> [Brano riportato]:

════

Wolverine - L'Immortale
Titolo originale: The Wolverine - Anno: 2013 - Nazionalità: USA/Giappone - Genere: Action/Fantasy/Comic - Regia: James Mangold
Una cosa appare certa: la
Marvel si avvale sempre degli sceneggiatori migliori. Questo vale, in
primis, per le proprie produzioni a fumetti. È praticamente
impossibile aprire un albo Marvel e trovare una storia sceneggiata
male. Certo, non tutte hanno la stessa caratura e alcune spiccano su
altre, ma la morale della favola è una soltanto: senza una buona
costruzione della storia non si va lontano. Tra le miriadi di storie
realizzate dalla Marvel, ad esempio, c'è il filone Ultimates: alcuni
albi dovrebbero essere presi come libri della vita per gli aspiranti
sceneggiatori che vogliono imparare a costruire storie complesse e
ben articolate, ma soprattutto a dar vita a personaggi dalla
psicologia e dai comportamenti credibili e verosimili.

════

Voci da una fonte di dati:
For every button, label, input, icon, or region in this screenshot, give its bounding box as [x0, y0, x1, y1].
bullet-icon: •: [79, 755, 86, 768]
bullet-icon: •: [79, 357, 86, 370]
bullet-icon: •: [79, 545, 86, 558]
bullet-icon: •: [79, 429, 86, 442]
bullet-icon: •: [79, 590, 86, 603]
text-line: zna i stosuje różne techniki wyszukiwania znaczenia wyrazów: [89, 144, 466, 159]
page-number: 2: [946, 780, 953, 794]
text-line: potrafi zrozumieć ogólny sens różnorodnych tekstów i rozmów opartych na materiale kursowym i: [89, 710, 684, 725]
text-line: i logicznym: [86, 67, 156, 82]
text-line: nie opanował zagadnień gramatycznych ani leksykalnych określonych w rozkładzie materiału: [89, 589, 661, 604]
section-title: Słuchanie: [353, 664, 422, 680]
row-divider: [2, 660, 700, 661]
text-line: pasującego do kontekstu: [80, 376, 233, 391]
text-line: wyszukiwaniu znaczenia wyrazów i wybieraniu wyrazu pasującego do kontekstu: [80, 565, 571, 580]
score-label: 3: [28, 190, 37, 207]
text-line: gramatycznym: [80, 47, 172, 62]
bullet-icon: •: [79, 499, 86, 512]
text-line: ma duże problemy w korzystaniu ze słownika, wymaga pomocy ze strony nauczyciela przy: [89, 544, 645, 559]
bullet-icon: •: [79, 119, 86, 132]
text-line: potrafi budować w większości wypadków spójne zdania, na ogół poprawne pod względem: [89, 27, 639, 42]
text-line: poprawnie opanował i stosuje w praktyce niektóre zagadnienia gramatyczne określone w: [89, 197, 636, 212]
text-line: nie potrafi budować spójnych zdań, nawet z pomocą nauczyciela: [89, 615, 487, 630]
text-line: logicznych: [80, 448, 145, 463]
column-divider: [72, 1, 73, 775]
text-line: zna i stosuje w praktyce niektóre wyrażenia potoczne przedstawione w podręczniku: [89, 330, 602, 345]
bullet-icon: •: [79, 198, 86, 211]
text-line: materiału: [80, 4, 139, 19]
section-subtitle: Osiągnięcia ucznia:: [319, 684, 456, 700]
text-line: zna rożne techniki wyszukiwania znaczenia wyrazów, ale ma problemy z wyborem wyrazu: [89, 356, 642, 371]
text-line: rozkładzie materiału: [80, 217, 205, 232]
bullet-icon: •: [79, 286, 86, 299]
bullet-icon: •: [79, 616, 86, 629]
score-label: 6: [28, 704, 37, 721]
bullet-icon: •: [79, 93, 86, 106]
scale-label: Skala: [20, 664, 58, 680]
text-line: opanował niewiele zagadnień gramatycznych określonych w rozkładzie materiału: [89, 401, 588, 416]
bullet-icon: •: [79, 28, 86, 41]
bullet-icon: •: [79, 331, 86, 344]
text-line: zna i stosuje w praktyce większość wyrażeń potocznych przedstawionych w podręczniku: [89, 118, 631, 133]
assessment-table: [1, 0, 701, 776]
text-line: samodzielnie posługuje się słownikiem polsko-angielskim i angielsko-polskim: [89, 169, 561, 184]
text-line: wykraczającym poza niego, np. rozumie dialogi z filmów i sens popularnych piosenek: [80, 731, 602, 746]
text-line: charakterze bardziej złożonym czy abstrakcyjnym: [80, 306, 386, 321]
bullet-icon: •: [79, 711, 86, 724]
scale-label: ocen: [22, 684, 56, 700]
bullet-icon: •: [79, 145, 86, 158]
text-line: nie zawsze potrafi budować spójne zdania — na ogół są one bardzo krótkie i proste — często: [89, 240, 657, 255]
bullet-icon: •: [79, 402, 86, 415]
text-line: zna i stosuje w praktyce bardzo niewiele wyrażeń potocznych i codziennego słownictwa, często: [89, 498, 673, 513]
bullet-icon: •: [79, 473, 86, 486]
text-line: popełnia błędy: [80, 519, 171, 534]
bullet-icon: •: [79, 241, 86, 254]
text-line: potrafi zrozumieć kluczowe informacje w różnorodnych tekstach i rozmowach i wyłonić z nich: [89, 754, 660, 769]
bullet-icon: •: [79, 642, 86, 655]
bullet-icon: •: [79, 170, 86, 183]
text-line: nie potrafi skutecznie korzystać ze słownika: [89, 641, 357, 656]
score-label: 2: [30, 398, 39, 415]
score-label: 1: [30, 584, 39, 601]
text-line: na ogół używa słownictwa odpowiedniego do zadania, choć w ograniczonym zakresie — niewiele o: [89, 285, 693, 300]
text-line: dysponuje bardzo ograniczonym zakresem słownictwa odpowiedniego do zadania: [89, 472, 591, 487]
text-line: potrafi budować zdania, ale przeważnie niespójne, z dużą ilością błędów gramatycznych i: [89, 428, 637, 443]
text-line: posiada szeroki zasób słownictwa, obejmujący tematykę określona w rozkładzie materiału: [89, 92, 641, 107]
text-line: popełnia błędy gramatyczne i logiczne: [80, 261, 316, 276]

════

> [Cosa serve]: Ripeti per intero, parola per parola, la recensione di "Wolverine - L'Immortale". Le voci non hanno alcun ruolo in questo lavoro.

> [Risposta scritta]:
Wolverine - L'Immortale
Titolo originale: The Wolverine - Anno: 2013 - Nazionalità: USA/Giappone - Genere: Action/Fantasy/Comic - Regia: James Mangold
Una cosa appare certa: la
Marvel si avvale sempre degli sceneggiatori migliori. Questo vale, in
primis, per le proprie produzioni a fumetti. È praticamente
impossibile aprire un albo Marvel e trovare una storia sceneggiata
male. Certo, non tutte hanno la stessa caratura e alcune spiccano su
altre, ma la morale della favola è una soltanto: senza una buona
costruzione della storia non si va lontano. Tra le miriadi di storie
realizzate dalla Marvel, ad esempio, c'è il filone Ultimates: alcuni
albi dovrebbero essere presi come libri della vita per gli aspiranti
sceneggiatori che vogliono imparare a costruire storie complesse e
ben articolate, ma soprattutto a dar vita a personaggi dalla
psicologia e dai comportamenti credibili e verosimili.